— BEGIN —

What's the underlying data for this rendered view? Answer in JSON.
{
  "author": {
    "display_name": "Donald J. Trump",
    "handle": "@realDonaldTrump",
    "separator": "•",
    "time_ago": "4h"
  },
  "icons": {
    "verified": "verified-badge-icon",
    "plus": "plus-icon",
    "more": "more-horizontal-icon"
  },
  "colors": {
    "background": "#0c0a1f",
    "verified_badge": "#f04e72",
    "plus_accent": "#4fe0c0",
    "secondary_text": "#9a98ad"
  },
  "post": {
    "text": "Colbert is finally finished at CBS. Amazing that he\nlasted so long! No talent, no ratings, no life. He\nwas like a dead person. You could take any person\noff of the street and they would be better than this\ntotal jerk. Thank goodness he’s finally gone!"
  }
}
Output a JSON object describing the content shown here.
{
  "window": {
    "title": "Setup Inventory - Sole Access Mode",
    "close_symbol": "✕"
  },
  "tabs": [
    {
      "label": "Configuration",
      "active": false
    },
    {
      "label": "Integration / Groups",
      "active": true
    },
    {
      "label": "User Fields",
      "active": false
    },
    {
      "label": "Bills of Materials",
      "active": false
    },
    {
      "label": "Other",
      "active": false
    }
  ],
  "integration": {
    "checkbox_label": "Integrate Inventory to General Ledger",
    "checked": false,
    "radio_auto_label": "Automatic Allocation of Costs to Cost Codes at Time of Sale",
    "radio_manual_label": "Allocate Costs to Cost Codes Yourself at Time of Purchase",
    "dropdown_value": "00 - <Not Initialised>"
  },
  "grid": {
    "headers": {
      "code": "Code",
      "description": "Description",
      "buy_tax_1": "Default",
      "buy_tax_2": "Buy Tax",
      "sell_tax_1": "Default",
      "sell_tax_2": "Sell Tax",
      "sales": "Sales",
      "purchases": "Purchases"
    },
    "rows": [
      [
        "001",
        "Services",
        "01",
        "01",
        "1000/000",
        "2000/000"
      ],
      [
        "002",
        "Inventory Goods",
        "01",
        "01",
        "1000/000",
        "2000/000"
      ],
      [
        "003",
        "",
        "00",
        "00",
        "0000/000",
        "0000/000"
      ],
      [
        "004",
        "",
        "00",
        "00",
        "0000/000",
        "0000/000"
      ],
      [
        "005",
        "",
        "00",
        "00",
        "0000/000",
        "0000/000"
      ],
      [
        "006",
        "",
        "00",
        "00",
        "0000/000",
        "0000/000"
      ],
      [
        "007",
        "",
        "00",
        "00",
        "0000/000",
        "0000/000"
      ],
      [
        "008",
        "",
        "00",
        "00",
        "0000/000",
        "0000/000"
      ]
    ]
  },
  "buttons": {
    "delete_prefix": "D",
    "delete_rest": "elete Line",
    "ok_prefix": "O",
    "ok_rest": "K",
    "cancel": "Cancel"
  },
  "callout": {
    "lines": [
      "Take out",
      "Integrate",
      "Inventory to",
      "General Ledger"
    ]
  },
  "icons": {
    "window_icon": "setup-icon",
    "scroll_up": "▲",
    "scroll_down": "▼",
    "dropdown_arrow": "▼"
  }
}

— END —

Task prompt: Copy out all of the data exactly, leaving nothing out.

Result of the task:
What's the underlying data for this rendered view? Answer in JSON.
{
  "author": {
    "display_name": "Donald J. Trump",
    "handle": "@realDonaldTrump",
    "separator": "•",
    "time_ago": "4h"
  },
  "icons": {
    "verified": "verified-badge-icon",
    "plus": "plus-icon",
    "more": "more-horizontal-icon"
  },
  "colors": {
    "background": "#0c0a1f",
    "verified_badge": "#f04e72",
    "plus_accent": "#4fe0c0",
    "secondary_text": "#9a98ad"
  },
  "post": {
    "text": "Colbert is finally finished at CBS. Amazing that he\nlasted so long! No talent, no ratings, no life. He\nwas like a dead person. You could take any person\noff of the street and they would be better than this\ntotal jerk. Thank goodness he’s finally gone!"
  }
}
Output a JSON object describing the content shown here.
{
  "window": {
    "title": "Setup Inventory - Sole Access Mode",
    "close_symbol": "✕"
  },
  "tabs": [
    {
      "label": "Configuration",
      "active": false
    },
    {
      "label": "Integration / Groups",
      "active": true
    },
    {
      "label": "User Fields",
      "active": false
    },
    {
      "label": "Bills of Materials",
      "active": false
    },
    {
      "label": "Other",
      "active": false
    }
  ],
  "integration": {
    "checkbox_label": "Integrate Inventory to General Ledger",
    "checked": false,
    "radio_auto_label": "Automatic Allocation of Costs to Cost Codes at Time of Sale",
    "radio_manual_label": "Allocate Costs to Cost Codes Yourself at Time of Purchase",
    "dropdown_value": "00 - <Not Initialised>"
  },
  "grid": {
    "headers": {
      "code": "Code",
      "description": "Description",
      "buy_tax_1": "Default",
      "buy_tax_2": "Buy Tax",
      "sell_tax_1": "Default",
      "sell_tax_2": "Sell Tax",
      "sales": "Sales",
      "purchases": "Purchases"
    },
    "rows": [
      [
        "001",
        "Services",
        "01",
        "01",
        "1000/000",
        "2000/000"
      ],
      [
        "002",
        "Inventory Goods",
        "01",
        "01",
        "1000/000",
        "2000/000"
      ],
      [
        "003",
        "",
        "00",
        "00",
        "0000/000",
        "0000/000"
      ],
      [
        "004",
        "",
        "00",
        "00",
        "0000/000",
        "0000/000"
      ],
      [
        "005",
        "",
        "00",
        "00",
        "0000/000",
        "0000/000"
      ],
      [
        "006",
        "",
        "00",
        "00",
        "0000/000",
        "0000/000"
      ],
      [
        "007",
        "",
        "00",
        "00",
        "0000/000",
        "0000/000"
      ],
      [
        "008",
        "",
        "00",
        "00",
        "0000/000",
        "0000/000"
      ]
    ]
  },
  "buttons": {
    "delete_prefix": "D",
    "delete_rest": "elete Line",
    "ok_prefix": "O",
    "ok_rest": "K",
    "cancel": "Cancel"
  },
  "callout": {
    "lines": [
      "Take out",
      "Integrate",
      "Inventory to",
      "General Ledger"
    ]
  },
  "icons": {
    "window_icon": "setup-icon",
    "scroll_up": "▲",
    "scroll_down": "▼",
    "dropdown_arrow": "▼"
  }
}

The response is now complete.